Problem statement: From the records, pick out and copy each line containing "کارگران".

Records for the task:
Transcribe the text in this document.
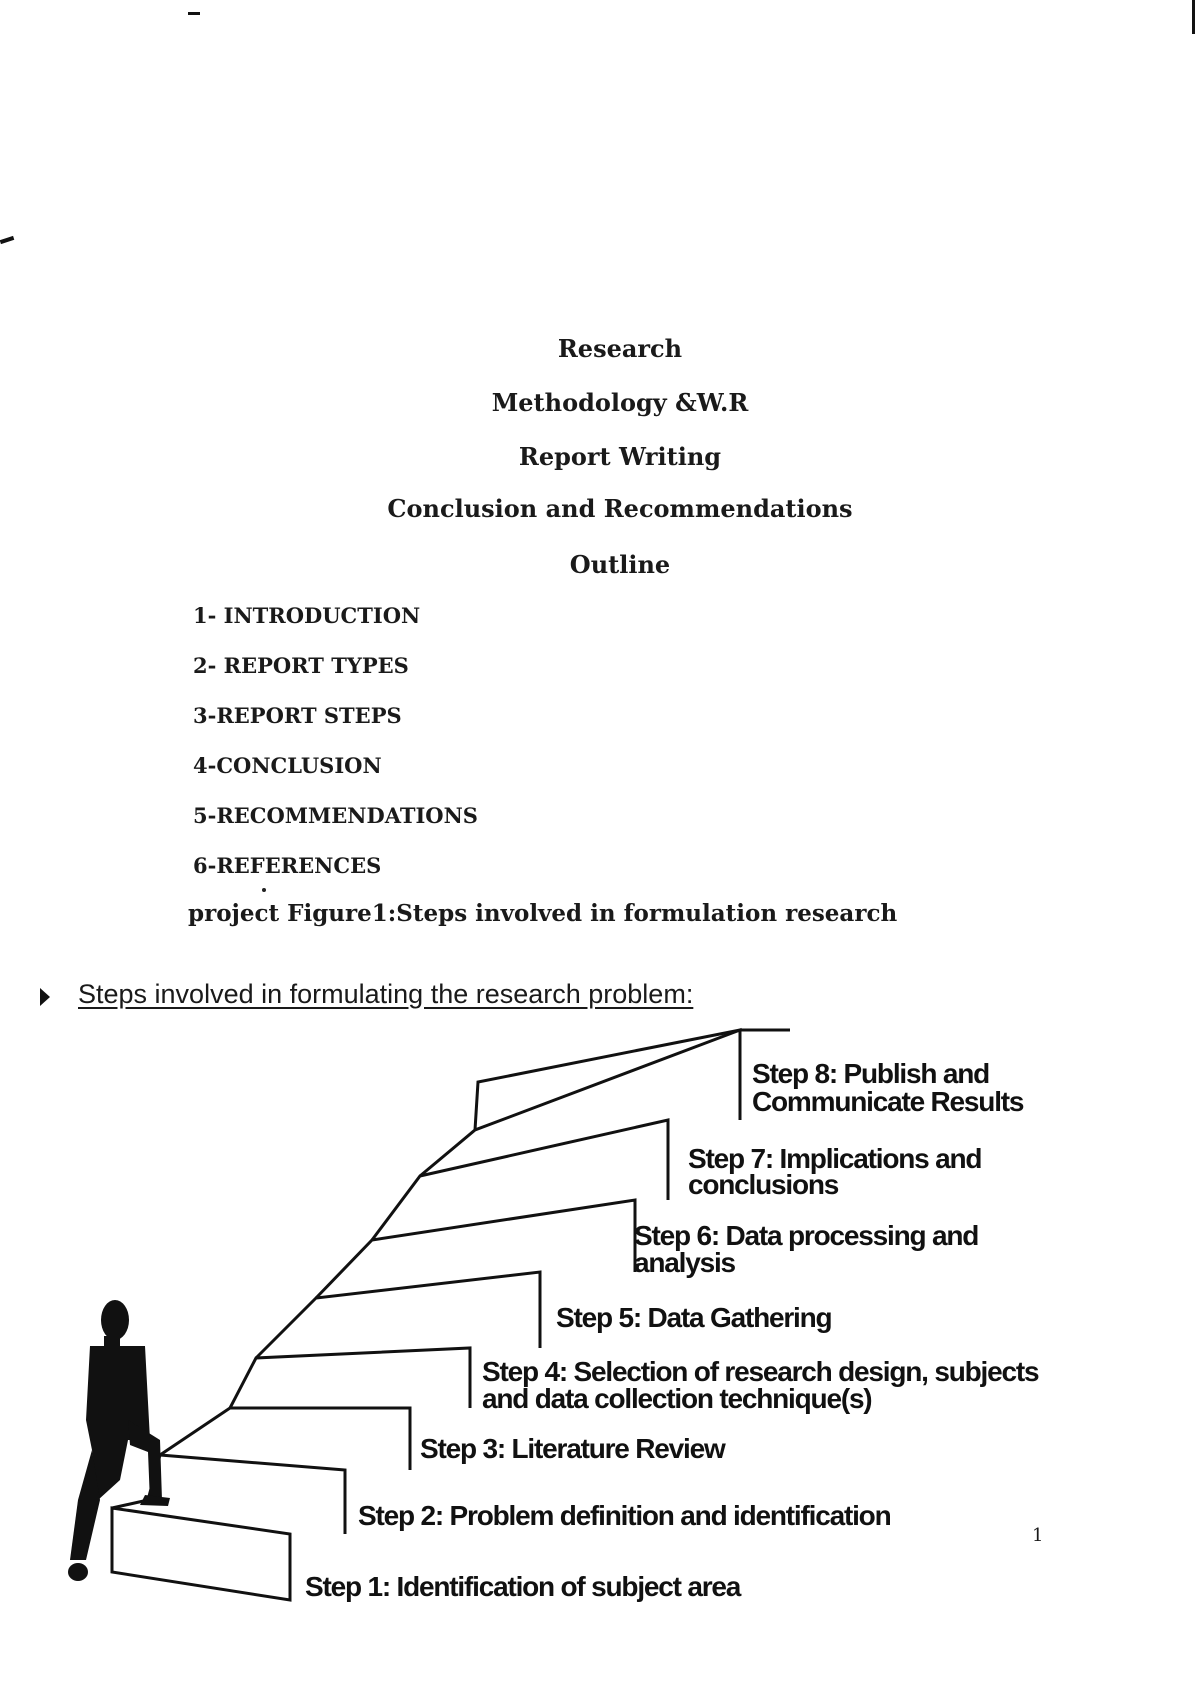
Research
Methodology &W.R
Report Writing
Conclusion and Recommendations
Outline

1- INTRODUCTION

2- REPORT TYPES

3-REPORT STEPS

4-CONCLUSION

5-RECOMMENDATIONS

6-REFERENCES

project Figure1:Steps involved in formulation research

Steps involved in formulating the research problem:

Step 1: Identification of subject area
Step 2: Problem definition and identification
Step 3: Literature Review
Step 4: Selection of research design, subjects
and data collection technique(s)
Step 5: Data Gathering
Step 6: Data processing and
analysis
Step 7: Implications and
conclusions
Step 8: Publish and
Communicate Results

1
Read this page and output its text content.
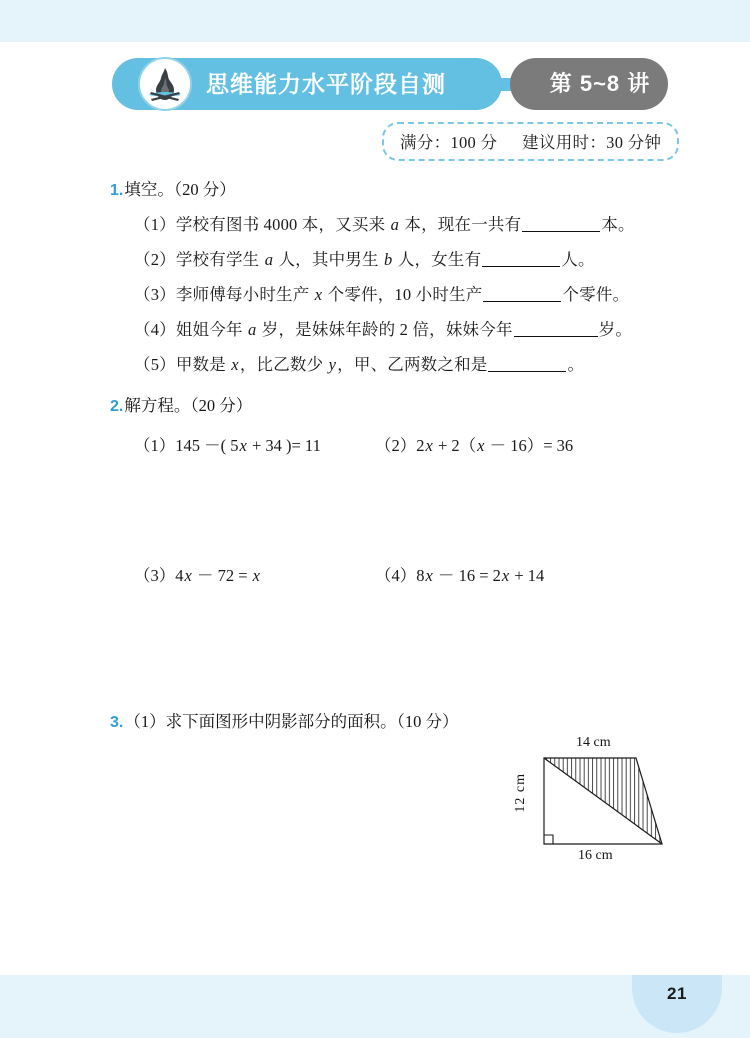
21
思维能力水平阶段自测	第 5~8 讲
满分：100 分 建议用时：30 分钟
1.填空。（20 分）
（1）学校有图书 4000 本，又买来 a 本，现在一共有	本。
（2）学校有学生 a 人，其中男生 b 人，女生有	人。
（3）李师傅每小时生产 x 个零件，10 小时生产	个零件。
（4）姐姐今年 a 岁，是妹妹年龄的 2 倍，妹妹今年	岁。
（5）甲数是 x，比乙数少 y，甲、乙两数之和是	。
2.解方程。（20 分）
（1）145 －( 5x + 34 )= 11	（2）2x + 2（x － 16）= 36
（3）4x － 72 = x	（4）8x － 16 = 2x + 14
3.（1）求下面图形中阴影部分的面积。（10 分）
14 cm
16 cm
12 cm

---

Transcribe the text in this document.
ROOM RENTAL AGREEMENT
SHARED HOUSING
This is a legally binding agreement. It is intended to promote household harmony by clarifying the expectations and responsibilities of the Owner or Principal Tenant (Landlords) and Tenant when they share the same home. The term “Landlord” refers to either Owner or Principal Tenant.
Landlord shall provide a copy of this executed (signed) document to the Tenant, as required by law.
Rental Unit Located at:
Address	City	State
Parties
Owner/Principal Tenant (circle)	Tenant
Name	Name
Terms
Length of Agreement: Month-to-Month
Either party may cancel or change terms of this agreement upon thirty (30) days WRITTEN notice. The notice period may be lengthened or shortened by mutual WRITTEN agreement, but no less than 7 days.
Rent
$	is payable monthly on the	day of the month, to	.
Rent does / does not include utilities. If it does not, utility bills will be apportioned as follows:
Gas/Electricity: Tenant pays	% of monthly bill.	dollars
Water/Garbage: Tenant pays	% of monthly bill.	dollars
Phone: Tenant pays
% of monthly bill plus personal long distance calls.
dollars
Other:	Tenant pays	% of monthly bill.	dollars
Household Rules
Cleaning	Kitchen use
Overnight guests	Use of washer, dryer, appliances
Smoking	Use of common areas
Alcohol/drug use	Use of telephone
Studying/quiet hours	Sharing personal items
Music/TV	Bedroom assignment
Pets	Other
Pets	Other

---

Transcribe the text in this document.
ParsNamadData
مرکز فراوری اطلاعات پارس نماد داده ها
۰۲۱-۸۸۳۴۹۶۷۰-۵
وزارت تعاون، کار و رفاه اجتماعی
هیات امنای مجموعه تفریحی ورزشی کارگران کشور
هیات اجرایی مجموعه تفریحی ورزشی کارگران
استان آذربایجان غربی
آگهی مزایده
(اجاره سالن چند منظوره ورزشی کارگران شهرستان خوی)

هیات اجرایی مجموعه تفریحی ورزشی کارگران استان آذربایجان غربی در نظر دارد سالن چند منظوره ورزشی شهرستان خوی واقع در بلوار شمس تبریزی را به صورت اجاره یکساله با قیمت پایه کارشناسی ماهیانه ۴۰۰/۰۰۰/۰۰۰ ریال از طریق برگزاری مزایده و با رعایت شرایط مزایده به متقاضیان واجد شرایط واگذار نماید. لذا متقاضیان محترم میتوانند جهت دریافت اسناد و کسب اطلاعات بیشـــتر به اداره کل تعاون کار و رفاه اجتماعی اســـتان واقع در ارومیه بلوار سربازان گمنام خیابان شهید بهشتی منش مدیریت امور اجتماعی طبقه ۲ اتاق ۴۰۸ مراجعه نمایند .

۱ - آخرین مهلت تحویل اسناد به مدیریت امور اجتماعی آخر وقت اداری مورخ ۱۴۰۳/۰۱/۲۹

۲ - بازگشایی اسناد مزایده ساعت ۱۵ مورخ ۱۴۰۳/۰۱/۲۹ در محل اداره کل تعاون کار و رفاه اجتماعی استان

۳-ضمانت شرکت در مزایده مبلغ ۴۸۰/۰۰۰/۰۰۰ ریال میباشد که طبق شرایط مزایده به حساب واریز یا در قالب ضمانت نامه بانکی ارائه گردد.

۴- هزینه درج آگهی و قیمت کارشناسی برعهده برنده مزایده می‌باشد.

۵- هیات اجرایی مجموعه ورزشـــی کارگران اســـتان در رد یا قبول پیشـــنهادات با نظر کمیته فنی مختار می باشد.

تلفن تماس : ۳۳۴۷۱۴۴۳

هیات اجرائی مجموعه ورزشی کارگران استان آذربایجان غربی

Complete response:
هیات امنای مجموعه تفریحی ورزشی کارگران کشور
هیات اجرایی مجموعه تفریحی ورزشی کارگران
(اجاره سالن چند منظوره ورزشی کارگران شهرستان خوی)
هیات اجرایی مجموعه تفریحی ورزشی کارگران استان آذربایجان غربی در نظر دارد سالن چند منظوره ورزشی شهرستان خوی واقع در بلوار شمس تبریزی را به صورت اجاره یکساله با قیمت پایه کارشناسی ماهیانه ۴۰۰/۰۰۰/۰۰۰ ریال از طریق برگزاری مزایده و با رعایت شرایط مزایده به متقاضیان واجد شرایط واگذار نماید. لذا متقاضیان محترم میتوانند جهت دریافت اسناد و کسب اطلاعات بیشـــتر به اداره کل تعاون کار و رفاه اجتماعی اســـتان واقع در ارومیه بلوار سربازان گمنام خیابان شهید بهشتی منش مدیریت امور اجتماعی طبقه ۲ اتاق ۴۰۸ مراجعه نمایند .
۵- هیات اجرایی مجموعه ورزشـــی کارگران اســـتان در رد یا قبول پیشـــنهادات با نظر کمیته فنی مختار می باشد.
هیات اجرائی مجموعه ورزشی کارگران استان آذربایجان غربی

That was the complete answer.